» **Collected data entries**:
>> begin

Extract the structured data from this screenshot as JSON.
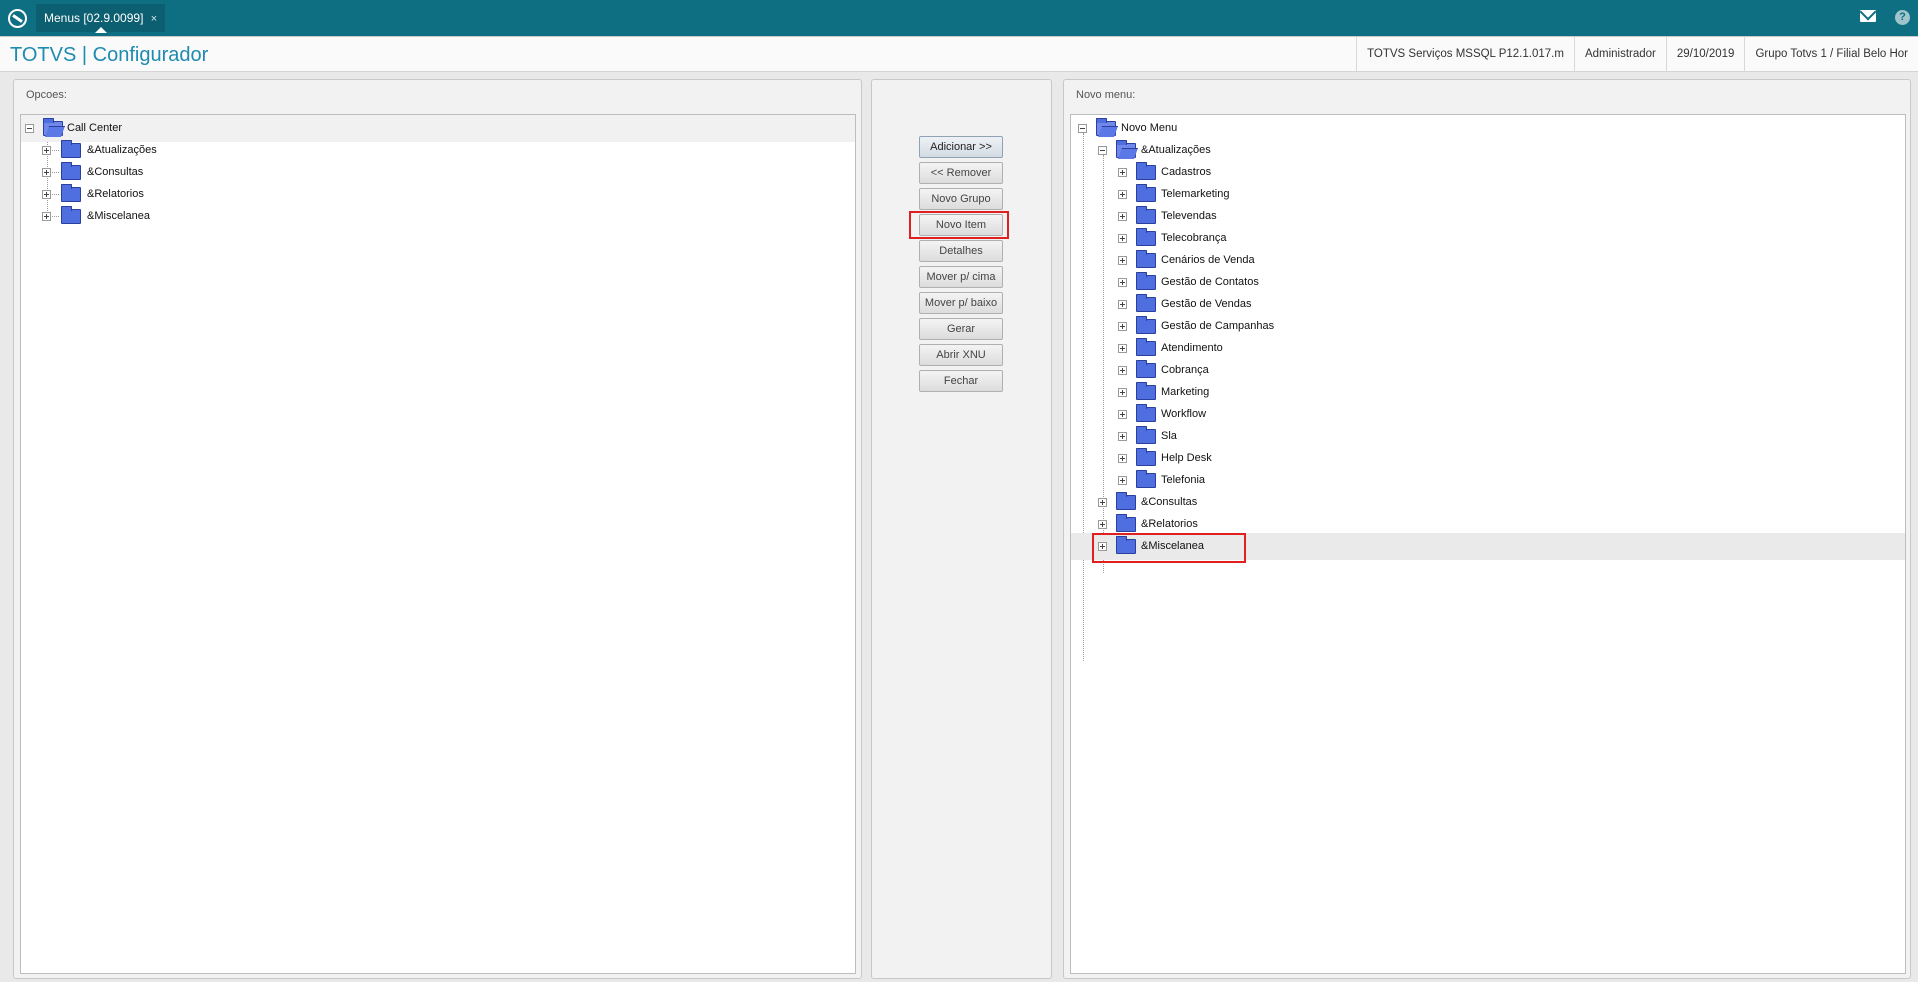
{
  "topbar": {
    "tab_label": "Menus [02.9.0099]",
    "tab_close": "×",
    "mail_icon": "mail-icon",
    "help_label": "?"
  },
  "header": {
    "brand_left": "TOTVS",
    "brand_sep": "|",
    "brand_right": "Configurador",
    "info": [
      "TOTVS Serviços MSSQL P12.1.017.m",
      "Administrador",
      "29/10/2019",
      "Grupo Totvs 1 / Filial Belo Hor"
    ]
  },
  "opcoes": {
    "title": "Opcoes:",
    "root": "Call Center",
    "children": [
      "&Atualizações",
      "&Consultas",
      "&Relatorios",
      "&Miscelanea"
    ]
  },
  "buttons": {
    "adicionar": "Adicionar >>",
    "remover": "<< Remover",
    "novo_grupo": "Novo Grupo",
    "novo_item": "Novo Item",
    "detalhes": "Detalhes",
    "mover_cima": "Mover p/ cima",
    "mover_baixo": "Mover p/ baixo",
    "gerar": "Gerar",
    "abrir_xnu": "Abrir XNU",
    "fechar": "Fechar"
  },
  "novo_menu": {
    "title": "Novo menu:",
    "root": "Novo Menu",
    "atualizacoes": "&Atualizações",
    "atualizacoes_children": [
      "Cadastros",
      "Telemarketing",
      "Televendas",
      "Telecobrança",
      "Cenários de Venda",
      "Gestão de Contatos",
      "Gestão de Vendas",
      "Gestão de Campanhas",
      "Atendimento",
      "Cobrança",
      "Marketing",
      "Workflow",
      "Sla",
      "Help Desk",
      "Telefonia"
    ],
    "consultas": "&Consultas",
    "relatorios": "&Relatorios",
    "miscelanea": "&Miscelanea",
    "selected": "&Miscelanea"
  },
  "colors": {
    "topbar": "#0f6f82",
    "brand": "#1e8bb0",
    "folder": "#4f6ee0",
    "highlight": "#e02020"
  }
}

>> end

Reproduce the material in full, word for word, and omit the pictures.

» **RESULT OF THE TASK**:
Extract the structured data from this screenshot as JSON.
{
  "topbar": {
    "tab_label": "Menus [02.9.0099]",
    "tab_close": "×",
    "mail_icon": "mail-icon",
    "help_label": "?"
  },
  "header": {
    "brand_left": "TOTVS",
    "brand_sep": "|",
    "brand_right": "Configurador",
    "info": [
      "TOTVS Serviços MSSQL P12.1.017.m",
      "Administrador",
      "29/10/2019",
      "Grupo Totvs 1 / Filial Belo Hor"
    ]
  },
  "opcoes": {
    "title": "Opcoes:",
    "root": "Call Center",
    "children": [
      "&Atualizações",
      "&Consultas",
      "&Relatorios",
      "&Miscelanea"
    ]
  },
  "buttons": {
    "adicionar": "Adicionar >>",
    "remover": "<< Remover",
    "novo_grupo": "Novo Grupo",
    "novo_item": "Novo Item",
    "detalhes": "Detalhes",
    "mover_cima": "Mover p/ cima",
    "mover_baixo": "Mover p/ baixo",
    "gerar": "Gerar",
    "abrir_xnu": "Abrir XNU",
    "fechar": "Fechar"
  },
  "novo_menu": {
    "title": "Novo menu:",
    "root": "Novo Menu",
    "atualizacoes": "&Atualizações",
    "atualizacoes_children": [
      "Cadastros",
      "Telemarketing",
      "Televendas",
      "Telecobrança",
      "Cenários de Venda",
      "Gestão de Contatos",
      "Gestão de Vendas",
      "Gestão de Campanhas",
      "Atendimento",
      "Cobrança",
      "Marketing",
      "Workflow",
      "Sla",
      "Help Desk",
      "Telefonia"
    ],
    "consultas": "&Consultas",
    "relatorios": "&Relatorios",
    "miscelanea": "&Miscelanea",
    "selected": "&Miscelanea"
  },
  "colors": {
    "topbar": "#0f6f82",
    "brand": "#1e8bb0",
    "folder": "#4f6ee0",
    "highlight": "#e02020"
  }
}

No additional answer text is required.